• Given request A: Reproduce everything in the exploratory data analysis text from "For information, the" down to "as the features.".

* Start Text block *

Exploratory data analysis(EDA) is a broad topic. It is very hard to cover this in one article. Exploratory data analysis can be done for learning about the data and the relationship between the different features of a dataset. Or it can be done to learn about the features to choose the important features and prepare the dataset so that a statistical model can be fit in it. Whatever the reason is, it is important to learn about the features and the relationship amongst the features. In this article, I will focus on exploratory data analysis(EDA) for data modeling. Though we are not going to do prediction here. We will just focus on the EDA part.
Dataset
I am using the Boston dataset that is already there in the scikit-learn library. It contains information about the housing price in Boston. First, import the necessary packages and the dataset.
import numpy as np
import pandas as pd
import matplotlib.pyplot as plt
import seaborn as sns
%matplotlib inline
from sklearn.datasets import load_boston
boston_data = load_boston()
For information, the Boston dataset is organized into two parts. One is the data part which contains features and the other one contains the price of the houses. We are going to include the prices in the same dataset as the features.

* End Text block *
* Start Material for this exercise *

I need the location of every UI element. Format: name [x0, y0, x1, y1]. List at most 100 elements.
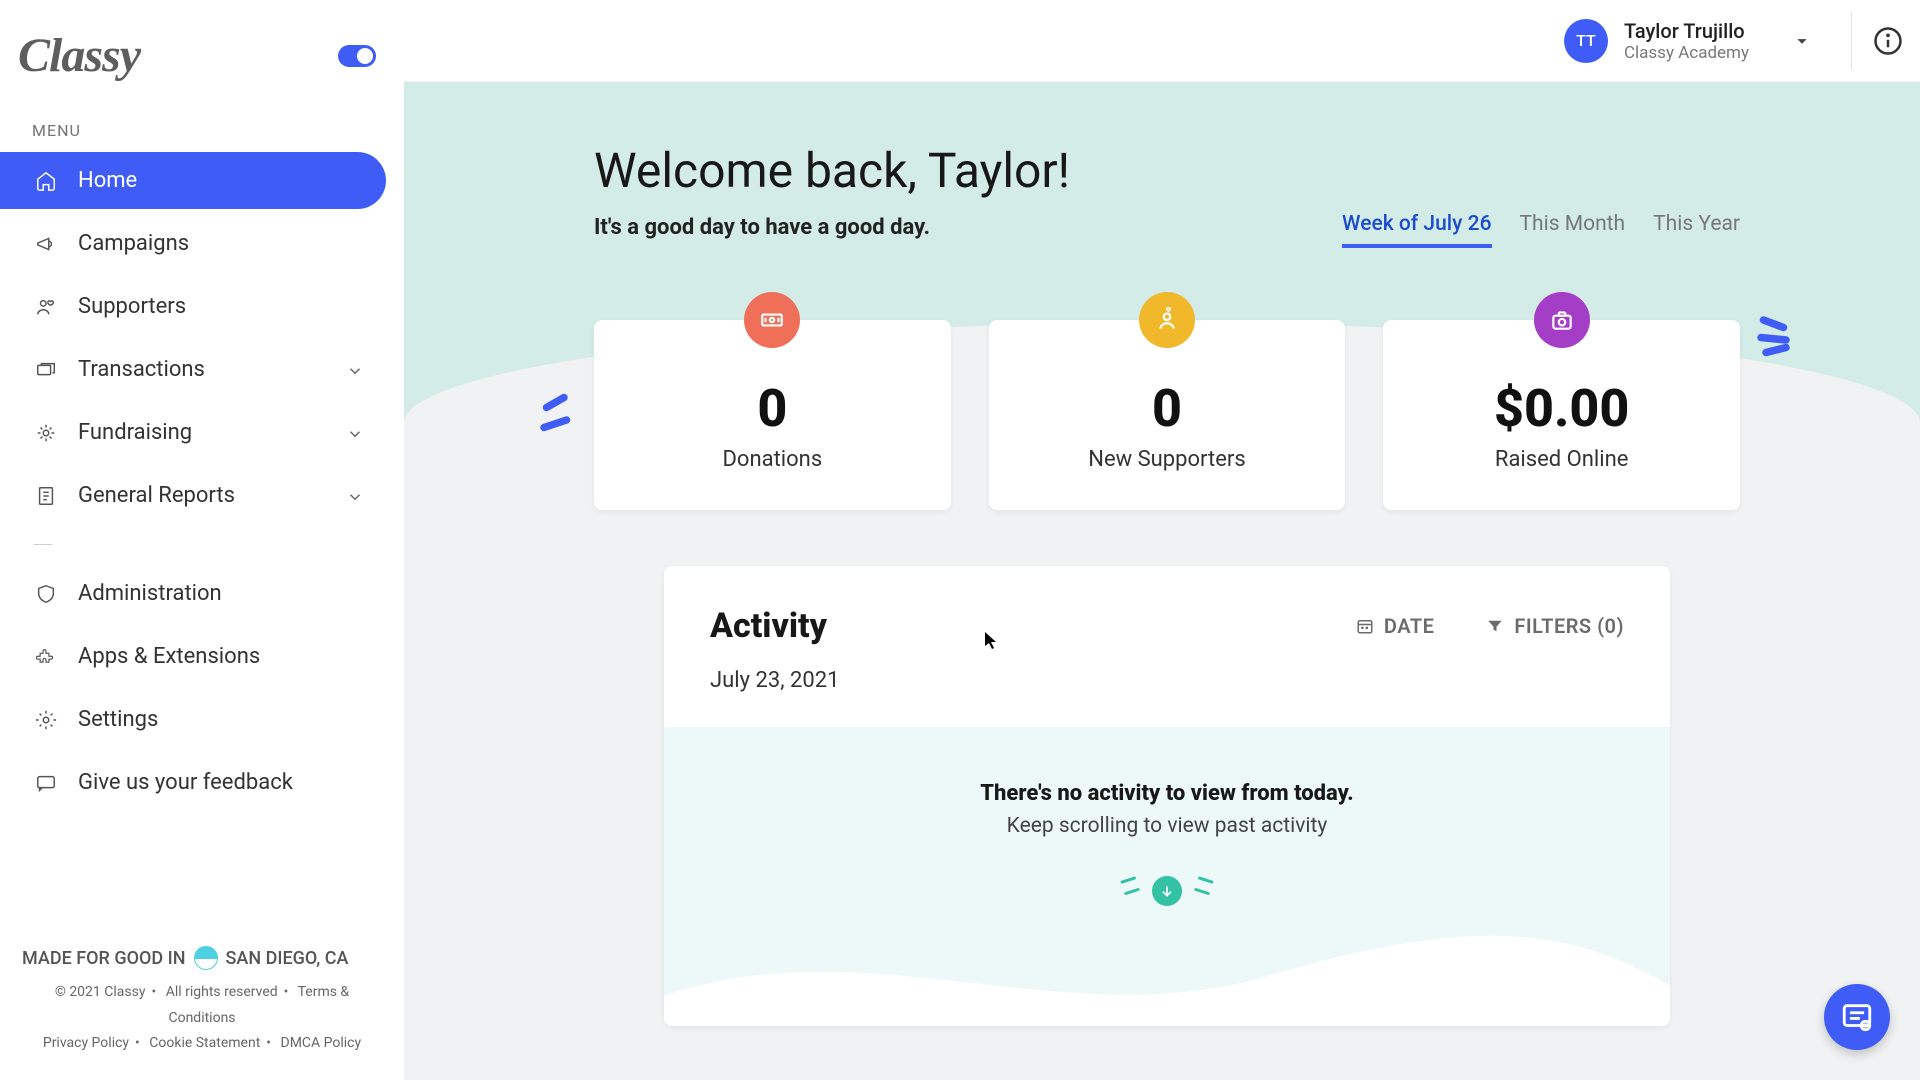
supporters-label: New Supporters: [1009, 447, 1326, 472]
sidebar-item-reports[interactable]: General Reports: [0, 467, 386, 524]
made-in-line: MADE FOR GOOD IN SAN DIEGO, CA: [22, 946, 382, 970]
sidebar-item-label: Apps & Extensions: [78, 644, 260, 669]
made-city: SAN DIEGO, CA: [226, 948, 349, 969]
wave-icon: [194, 946, 218, 970]
sidebar-item-campaigns[interactable]: Campaigns: [0, 215, 386, 272]
home-icon: [34, 169, 58, 193]
donations-label: Donations: [614, 447, 931, 472]
sidebar: Classy MENU Home Campaigns Supporters Tr…: [0, 0, 404, 1080]
supporters-icon: [1139, 292, 1195, 348]
info-button[interactable]: [1870, 23, 1906, 59]
megaphone-icon: [34, 232, 58, 256]
donations-icon: [744, 292, 800, 348]
sidebar-item-transactions[interactable]: Transactions: [0, 341, 386, 398]
activity-header: Activity DATE FILTERS (0): [664, 566, 1670, 656]
user-text: Taylor Trujillo Classy Academy: [1624, 19, 1749, 63]
range-tabs: Week of July 26 This Month This Year: [1342, 212, 1740, 248]
transaction-icon: [34, 358, 58, 382]
donations-value: 0: [614, 378, 931, 439]
stat-cards: 0 Donations 0 New Supporters $0.00 Raise…: [594, 320, 1740, 510]
range-tab-year[interactable]: This Year: [1653, 212, 1740, 248]
activity-date: July 23, 2021: [664, 656, 1670, 727]
user-name: Taylor Trujillo: [1624, 19, 1749, 43]
chevron-down-icon: [346, 487, 364, 505]
nav-divider: [34, 544, 52, 545]
spark-right-icon: [1756, 310, 1806, 364]
supporters-value: 0: [1009, 378, 1326, 439]
brand-logo: Classy: [18, 28, 140, 83]
footer-links-2: Privacy Policy• Cookie Statement• DMCA P…: [22, 1031, 382, 1056]
topbar: TT Taylor Trujillo Classy Academy: [404, 0, 1920, 82]
card-raised: $0.00 Raised Online: [1383, 320, 1740, 510]
rights: All rights reserved: [166, 984, 278, 1000]
primary-nav: Home Campaigns Supporters Transactions F…: [0, 152, 404, 811]
scroll-down-button[interactable]: [1152, 876, 1182, 906]
activity-controls: DATE FILTERS (0): [1356, 614, 1624, 638]
puzzle-icon: [34, 645, 58, 669]
sidebar-item-label: Settings: [78, 707, 158, 732]
sidebar-item-fundraising[interactable]: Fundraising: [0, 404, 386, 461]
copyright: © 2021 Classy: [55, 984, 146, 1000]
sidebar-item-label: Give us your feedback: [78, 770, 293, 795]
fundraising-icon: [34, 421, 58, 445]
wave-decoration: [664, 916, 1670, 1026]
made-prefix: MADE FOR GOOD IN: [22, 948, 186, 969]
range-tab-week[interactable]: Week of July 26: [1342, 212, 1491, 248]
chevron-down-icon: [346, 361, 364, 379]
filters-button-label: FILTERS (0): [1514, 614, 1624, 638]
date-button-label: DATE: [1384, 614, 1435, 638]
sidebar-item-home[interactable]: Home: [0, 152, 386, 209]
topbar-divider: [1851, 12, 1852, 70]
activity-empty-sub: Keep scrolling to view past activity: [704, 814, 1630, 838]
chevron-down-icon: [346, 424, 364, 442]
activity-title: Activity: [710, 606, 827, 646]
filters-button[interactable]: FILTERS (0): [1486, 614, 1624, 638]
dmca-link[interactable]: DMCA Policy: [281, 1035, 362, 1051]
sidebar-footer: MADE FOR GOOD IN SAN DIEGO, CA © 2021 Cl…: [0, 946, 404, 1080]
spark-left-icon: [524, 390, 574, 444]
card-supporters: 0 New Supporters: [989, 320, 1346, 510]
sidebar-item-apps[interactable]: Apps & Extensions: [0, 628, 386, 685]
sidebar-item-label: Supporters: [78, 294, 186, 319]
content-wrap: Welcome back, Taylor! It's a good day to…: [404, 82, 1920, 1026]
calendar-icon: [1356, 617, 1374, 635]
sidebar-item-administration[interactable]: Administration: [0, 565, 386, 622]
raised-icon: [1534, 292, 1590, 348]
user-org: Classy Academy: [1624, 43, 1749, 63]
chat-icon: [34, 771, 58, 795]
date-button[interactable]: DATE: [1356, 614, 1435, 638]
mouse-cursor: [984, 632, 998, 650]
help-fab[interactable]: [1824, 984, 1890, 1050]
shield-icon: [34, 582, 58, 606]
sidebar-item-label: General Reports: [78, 483, 235, 508]
activity-panel: Activity DATE FILTERS (0) July 23, 2021 …: [664, 566, 1670, 1026]
cookie-link[interactable]: Cookie Statement: [149, 1035, 260, 1051]
sidebar-item-feedback[interactable]: Give us your feedback: [0, 754, 386, 811]
sidebar-header: Classy: [0, 0, 404, 103]
sidebar-item-label: Administration: [78, 581, 222, 606]
caret-down-icon: [1791, 30, 1813, 52]
sidebar-item-settings[interactable]: Settings: [0, 691, 386, 748]
range-tab-month[interactable]: This Month: [1520, 212, 1626, 248]
welcome-heading: Welcome back, Taylor!: [594, 142, 1740, 199]
menu-section-label: MENU: [0, 103, 404, 152]
footer-links-1: © 2021 Classy• All rights reserved• Term…: [22, 980, 382, 1030]
card-donations: 0 Donations: [594, 320, 951, 510]
activity-empty-title: There's no activity to view from today.: [704, 781, 1630, 806]
sidebar-toggle[interactable]: [338, 45, 376, 67]
activity-empty: There's no activity to view from today. …: [664, 727, 1670, 1026]
sidebar-item-supporters[interactable]: Supporters: [0, 278, 386, 335]
raised-label: Raised Online: [1403, 447, 1720, 472]
main-content: Welcome back, Taylor! It's a good day to…: [404, 82, 1920, 1080]
report-icon: [34, 484, 58, 508]
sidebar-item-label: Fundraising: [78, 420, 192, 445]
raised-value: $0.00: [1403, 378, 1720, 439]
filter-icon: [1486, 617, 1504, 635]
gear-icon: [34, 708, 58, 732]
sidebar-item-label: Campaigns: [78, 231, 189, 256]
privacy-link[interactable]: Privacy Policy: [43, 1035, 129, 1051]
user-menu[interactable]: TT Taylor Trujillo Classy Academy: [1564, 19, 1841, 63]
sidebar-item-label: Home: [78, 168, 137, 193]
heart-person-icon: [34, 295, 58, 319]
avatar: TT: [1564, 19, 1608, 63]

* End Material for this exercise *

• Given request B: Collect every line of the rows above that contains the string "Welcome".

• Worked answer A:
For information, the Boston dataset is organized into two parts. One is the data part which contains features and the other one contains the price of the houses. We are going to include the prices in the same dataset as the features.

• Worked answer B:
content-wrap: Welcome back, Taylor! It's a good day to…: [404, 82, 1920, 1026]
welcome-heading: Welcome back, Taylor!: [594, 142, 1740, 199]
main-content: Welcome back, Taylor! It's a good day to…: [404, 82, 1920, 1080]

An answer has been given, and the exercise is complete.